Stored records
■ ■ ■ ■ ■
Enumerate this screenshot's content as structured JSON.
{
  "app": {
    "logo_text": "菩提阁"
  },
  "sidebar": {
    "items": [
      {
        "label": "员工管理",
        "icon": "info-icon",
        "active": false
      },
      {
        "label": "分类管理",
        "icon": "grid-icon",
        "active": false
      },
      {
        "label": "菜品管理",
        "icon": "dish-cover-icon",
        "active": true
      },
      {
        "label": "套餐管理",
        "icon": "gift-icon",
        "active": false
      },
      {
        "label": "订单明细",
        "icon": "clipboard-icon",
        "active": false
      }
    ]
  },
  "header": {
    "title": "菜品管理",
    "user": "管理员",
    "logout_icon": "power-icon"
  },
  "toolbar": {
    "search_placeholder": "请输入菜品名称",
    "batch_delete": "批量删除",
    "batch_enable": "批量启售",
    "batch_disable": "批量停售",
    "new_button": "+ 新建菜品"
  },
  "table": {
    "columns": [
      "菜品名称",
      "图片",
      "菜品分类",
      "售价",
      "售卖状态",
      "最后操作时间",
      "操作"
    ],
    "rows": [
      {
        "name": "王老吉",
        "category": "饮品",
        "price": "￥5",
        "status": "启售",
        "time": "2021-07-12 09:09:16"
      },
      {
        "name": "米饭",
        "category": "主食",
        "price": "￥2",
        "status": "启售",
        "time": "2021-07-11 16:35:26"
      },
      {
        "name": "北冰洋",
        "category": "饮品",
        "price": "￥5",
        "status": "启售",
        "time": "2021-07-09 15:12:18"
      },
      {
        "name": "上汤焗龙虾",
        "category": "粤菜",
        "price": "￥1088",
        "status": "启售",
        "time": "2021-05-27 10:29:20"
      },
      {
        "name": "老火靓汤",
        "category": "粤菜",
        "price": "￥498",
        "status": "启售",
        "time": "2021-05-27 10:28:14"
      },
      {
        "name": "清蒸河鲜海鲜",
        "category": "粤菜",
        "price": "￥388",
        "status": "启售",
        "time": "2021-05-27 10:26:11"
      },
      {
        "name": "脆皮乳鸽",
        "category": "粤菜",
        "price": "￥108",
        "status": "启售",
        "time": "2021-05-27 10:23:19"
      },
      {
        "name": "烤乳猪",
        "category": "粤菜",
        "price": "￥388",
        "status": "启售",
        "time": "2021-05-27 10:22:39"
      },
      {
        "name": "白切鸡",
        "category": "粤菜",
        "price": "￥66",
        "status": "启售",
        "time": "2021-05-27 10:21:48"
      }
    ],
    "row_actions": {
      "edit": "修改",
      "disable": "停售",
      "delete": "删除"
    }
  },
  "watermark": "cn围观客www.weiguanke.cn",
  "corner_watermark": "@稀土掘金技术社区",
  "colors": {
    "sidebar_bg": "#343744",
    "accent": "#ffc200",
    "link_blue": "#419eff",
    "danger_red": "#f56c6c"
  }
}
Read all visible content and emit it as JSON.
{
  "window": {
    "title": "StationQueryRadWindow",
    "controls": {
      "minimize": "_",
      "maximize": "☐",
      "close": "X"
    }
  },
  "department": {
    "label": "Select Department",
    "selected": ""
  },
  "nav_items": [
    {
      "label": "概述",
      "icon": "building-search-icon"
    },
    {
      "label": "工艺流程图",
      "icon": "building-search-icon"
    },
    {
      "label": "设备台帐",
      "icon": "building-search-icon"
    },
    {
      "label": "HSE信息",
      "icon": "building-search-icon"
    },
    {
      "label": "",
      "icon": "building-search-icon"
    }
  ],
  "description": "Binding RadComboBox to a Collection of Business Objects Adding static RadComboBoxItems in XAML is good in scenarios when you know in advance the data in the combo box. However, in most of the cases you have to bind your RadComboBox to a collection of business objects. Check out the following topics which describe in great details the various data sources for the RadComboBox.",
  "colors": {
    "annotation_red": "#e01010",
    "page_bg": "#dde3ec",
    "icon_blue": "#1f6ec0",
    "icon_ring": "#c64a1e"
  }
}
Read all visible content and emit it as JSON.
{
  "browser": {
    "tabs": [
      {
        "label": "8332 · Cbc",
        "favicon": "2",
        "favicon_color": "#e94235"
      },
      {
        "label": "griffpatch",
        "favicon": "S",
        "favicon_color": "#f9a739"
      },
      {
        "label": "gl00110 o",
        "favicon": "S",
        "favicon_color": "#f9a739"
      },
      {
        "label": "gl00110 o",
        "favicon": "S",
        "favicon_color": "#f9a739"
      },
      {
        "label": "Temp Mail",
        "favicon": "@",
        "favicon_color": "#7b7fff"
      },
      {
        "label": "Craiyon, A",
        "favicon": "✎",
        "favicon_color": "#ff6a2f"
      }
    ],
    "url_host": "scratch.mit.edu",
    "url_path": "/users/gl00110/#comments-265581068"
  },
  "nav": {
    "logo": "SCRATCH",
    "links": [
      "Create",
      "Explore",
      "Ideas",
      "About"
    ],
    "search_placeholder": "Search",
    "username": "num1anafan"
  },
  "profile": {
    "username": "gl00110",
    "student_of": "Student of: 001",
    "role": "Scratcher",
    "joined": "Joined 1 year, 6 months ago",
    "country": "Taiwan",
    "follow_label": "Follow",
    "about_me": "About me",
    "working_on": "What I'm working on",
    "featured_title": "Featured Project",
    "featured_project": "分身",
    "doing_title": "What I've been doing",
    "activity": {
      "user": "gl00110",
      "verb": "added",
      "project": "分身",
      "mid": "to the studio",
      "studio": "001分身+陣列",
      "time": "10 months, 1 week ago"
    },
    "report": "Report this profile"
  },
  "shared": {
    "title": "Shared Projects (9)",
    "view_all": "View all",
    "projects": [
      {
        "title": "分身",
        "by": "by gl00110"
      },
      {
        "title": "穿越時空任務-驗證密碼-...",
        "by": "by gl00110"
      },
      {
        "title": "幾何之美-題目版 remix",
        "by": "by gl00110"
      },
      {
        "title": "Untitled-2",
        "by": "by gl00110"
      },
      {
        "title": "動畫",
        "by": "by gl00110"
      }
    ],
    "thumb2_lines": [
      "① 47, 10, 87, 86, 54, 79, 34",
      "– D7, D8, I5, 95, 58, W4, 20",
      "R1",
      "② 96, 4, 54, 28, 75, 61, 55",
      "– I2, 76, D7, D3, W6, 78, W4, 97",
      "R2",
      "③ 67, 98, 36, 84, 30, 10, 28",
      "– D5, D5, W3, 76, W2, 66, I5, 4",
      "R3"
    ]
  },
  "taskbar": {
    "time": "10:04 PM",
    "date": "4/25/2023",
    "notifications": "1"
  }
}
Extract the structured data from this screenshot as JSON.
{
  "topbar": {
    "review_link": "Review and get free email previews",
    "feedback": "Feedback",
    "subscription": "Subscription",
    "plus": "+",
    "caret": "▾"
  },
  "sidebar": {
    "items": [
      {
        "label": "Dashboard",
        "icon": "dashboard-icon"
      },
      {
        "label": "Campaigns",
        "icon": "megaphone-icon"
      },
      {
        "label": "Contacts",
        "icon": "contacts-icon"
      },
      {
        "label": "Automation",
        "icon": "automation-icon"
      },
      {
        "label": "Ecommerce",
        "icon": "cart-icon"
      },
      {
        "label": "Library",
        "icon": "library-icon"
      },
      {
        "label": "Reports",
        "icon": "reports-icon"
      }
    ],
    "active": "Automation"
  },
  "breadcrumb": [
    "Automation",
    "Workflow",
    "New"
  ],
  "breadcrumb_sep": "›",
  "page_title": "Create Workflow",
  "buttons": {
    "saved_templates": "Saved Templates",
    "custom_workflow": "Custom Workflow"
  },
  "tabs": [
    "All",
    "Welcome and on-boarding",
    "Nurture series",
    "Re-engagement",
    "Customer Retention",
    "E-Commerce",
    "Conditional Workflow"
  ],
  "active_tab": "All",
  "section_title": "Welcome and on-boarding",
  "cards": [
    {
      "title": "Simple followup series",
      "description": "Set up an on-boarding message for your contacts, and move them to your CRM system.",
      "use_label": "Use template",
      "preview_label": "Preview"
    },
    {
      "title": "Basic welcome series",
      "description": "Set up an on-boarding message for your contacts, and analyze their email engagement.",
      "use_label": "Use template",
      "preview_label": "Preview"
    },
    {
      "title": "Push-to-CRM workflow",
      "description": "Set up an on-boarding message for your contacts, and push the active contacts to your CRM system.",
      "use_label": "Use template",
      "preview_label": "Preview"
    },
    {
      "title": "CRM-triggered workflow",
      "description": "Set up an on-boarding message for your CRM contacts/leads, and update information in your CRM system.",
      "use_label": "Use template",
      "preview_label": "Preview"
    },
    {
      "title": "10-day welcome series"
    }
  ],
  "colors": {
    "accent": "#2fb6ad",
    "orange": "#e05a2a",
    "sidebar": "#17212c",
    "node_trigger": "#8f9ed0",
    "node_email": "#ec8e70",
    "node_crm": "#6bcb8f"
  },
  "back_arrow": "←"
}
■ ■ ■ ■ ■
> **Directions**: Using the records above, gather all lines where the string "username" is present.

> **Worked answer**:
    "username": "num1anafan"
    "username": "gl00110",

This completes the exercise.